* start SOURCE MATERIAL *

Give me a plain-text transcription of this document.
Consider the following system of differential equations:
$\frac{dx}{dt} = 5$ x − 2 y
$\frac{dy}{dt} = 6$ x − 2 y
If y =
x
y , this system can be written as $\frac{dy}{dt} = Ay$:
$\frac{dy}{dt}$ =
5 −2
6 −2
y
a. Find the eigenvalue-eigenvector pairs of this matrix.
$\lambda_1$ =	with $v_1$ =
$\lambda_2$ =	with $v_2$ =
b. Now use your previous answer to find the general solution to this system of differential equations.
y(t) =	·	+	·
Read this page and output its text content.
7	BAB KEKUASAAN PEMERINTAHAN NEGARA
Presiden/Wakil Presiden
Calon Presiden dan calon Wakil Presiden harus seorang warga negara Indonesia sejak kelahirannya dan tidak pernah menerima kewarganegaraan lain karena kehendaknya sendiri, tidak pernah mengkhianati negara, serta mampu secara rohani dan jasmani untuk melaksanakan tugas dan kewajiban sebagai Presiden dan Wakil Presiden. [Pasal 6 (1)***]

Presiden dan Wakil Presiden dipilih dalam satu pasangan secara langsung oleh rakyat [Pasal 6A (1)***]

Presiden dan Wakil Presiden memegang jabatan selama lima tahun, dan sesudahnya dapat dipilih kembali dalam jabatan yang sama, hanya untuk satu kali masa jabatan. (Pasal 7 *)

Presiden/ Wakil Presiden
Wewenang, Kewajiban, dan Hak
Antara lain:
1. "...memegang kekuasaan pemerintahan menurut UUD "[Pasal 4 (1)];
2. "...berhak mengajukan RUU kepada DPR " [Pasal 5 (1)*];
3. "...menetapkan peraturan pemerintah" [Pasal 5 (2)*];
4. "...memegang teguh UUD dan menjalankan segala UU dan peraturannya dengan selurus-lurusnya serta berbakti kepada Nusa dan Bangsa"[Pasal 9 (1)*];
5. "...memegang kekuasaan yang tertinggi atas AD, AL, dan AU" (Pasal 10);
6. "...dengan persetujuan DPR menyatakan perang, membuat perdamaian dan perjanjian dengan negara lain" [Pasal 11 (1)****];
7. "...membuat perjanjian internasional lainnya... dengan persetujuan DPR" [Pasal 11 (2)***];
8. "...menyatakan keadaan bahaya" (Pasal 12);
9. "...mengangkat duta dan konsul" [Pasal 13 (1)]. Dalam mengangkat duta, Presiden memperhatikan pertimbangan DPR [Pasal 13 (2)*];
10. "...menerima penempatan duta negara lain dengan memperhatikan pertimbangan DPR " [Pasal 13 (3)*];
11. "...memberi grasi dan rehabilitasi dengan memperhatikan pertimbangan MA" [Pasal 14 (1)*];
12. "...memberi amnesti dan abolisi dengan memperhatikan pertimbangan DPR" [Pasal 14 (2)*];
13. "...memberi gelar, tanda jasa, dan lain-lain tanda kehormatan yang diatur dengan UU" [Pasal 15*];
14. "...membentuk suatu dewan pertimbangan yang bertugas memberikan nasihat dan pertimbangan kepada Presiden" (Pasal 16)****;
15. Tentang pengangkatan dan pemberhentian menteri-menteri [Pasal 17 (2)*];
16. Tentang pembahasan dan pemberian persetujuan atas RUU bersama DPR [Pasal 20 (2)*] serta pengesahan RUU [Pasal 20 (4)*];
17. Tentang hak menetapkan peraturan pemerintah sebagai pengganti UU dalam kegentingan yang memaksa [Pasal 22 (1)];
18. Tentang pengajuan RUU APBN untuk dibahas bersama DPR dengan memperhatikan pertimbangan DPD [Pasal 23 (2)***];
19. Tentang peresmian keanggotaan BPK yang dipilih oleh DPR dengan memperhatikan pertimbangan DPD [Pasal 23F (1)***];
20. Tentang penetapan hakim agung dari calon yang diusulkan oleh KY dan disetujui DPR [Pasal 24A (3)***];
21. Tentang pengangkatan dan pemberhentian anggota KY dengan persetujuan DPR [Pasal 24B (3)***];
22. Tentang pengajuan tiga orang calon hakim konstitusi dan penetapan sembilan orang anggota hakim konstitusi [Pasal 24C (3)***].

* end SOURCE MATERIAL *

* TASK BRIEF *
Reproduce all the data word for word.

* SOLUTION TO THE EXERCISE *
Give me a plain-text transcription of this document.
Consider the following system of differential equations:
$\frac{dx}{dt} = 5$ x − 2 y
$\frac{dy}{dt} = 6$ x − 2 y
If y =
x
y , this system can be written as $\frac{dy}{dt} = Ay$:
$\frac{dy}{dt}$ =
5 −2
6 −2
y
a. Find the eigenvalue-eigenvector pairs of this matrix.
$\lambda_1$ =	with $v_1$ =
$\lambda_2$ =	with $v_2$ =
b. Now use your previous answer to find the general solution to this system of differential equations.
y(t) =	·	+	·
Read this page and output its text content.
7	BAB KEKUASAAN PEMERINTAHAN NEGARA
Presiden/Wakil Presiden
Calon Presiden dan calon Wakil Presiden harus seorang warga negara Indonesia sejak kelahirannya dan tidak pernah menerima kewarganegaraan lain karena kehendaknya sendiri, tidak pernah mengkhianati negara, serta mampu secara rohani dan jasmani untuk melaksanakan tugas dan kewajiban sebagai Presiden dan Wakil Presiden. [Pasal 6 (1)***]

Presiden dan Wakil Presiden dipilih dalam satu pasangan secara langsung oleh rakyat [Pasal 6A (1)***]

Presiden dan Wakil Presiden memegang jabatan selama lima tahun, dan sesudahnya dapat dipilih kembali dalam jabatan yang sama, hanya untuk satu kali masa jabatan. (Pasal 7 *)

Presiden/ Wakil Presiden
Wewenang, Kewajiban, dan Hak
Antara lain:
1. "...memegang kekuasaan pemerintahan menurut UUD "[Pasal 4 (1)];
2. "...berhak mengajukan RUU kepada DPR " [Pasal 5 (1)*];
3. "...menetapkan peraturan pemerintah" [Pasal 5 (2)*];
4. "...memegang teguh UUD dan menjalankan segala UU dan peraturannya dengan selurus-lurusnya serta berbakti kepada Nusa dan Bangsa"[Pasal 9 (1)*];
5. "...memegang kekuasaan yang tertinggi atas AD, AL, dan AU" (Pasal 10);
6. "...dengan persetujuan DPR menyatakan perang, membuat perdamaian dan perjanjian dengan negara lain" [Pasal 11 (1)****];
7. "...membuat perjanjian internasional lainnya... dengan persetujuan DPR" [Pasal 11 (2)***];
8. "...menyatakan keadaan bahaya" (Pasal 12);
9. "...mengangkat duta dan konsul" [Pasal 13 (1)]. Dalam mengangkat duta, Presiden memperhatikan pertimbangan DPR [Pasal 13 (2)*];
10. "...menerima penempatan duta negara lain dengan memperhatikan pertimbangan DPR " [Pasal 13 (3)*];
11. "...memberi grasi dan rehabilitasi dengan memperhatikan pertimbangan MA" [Pasal 14 (1)*];
12. "...memberi amnesti dan abolisi dengan memperhatikan pertimbangan DPR" [Pasal 14 (2)*];
13. "...memberi gelar, tanda jasa, dan lain-lain tanda kehormatan yang diatur dengan UU" [Pasal 15*];
14. "...membentuk suatu dewan pertimbangan yang bertugas memberikan nasihat dan pertimbangan kepada Presiden" (Pasal 16)****;
15. Tentang pengangkatan dan pemberhentian menteri-menteri [Pasal 17 (2)*];
16. Tentang pembahasan dan pemberian persetujuan atas RUU bersama DPR [Pasal 20 (2)*] serta pengesahan RUU [Pasal 20 (4)*];
17. Tentang hak menetapkan peraturan pemerintah sebagai pengganti UU dalam kegentingan yang memaksa [Pasal 22 (1)];
18. Tentang pengajuan RUU APBN untuk dibahas bersama DPR dengan memperhatikan pertimbangan DPD [Pasal 23 (2)***];
19. Tentang peresmian keanggotaan BPK yang dipilih oleh DPR dengan memperhatikan pertimbangan DPD [Pasal 23F (1)***];
20. Tentang penetapan hakim agung dari calon yang diusulkan oleh KY dan disetujui DPR [Pasal 24A (3)***];
21. Tentang pengangkatan dan pemberhentian anggota KY dengan persetujuan DPR [Pasal 24B (3)***];
22. Tentang pengajuan tiga orang calon hakim konstitusi dan penetapan sembilan orang anggota hakim konstitusi [Pasal 24C (3)***].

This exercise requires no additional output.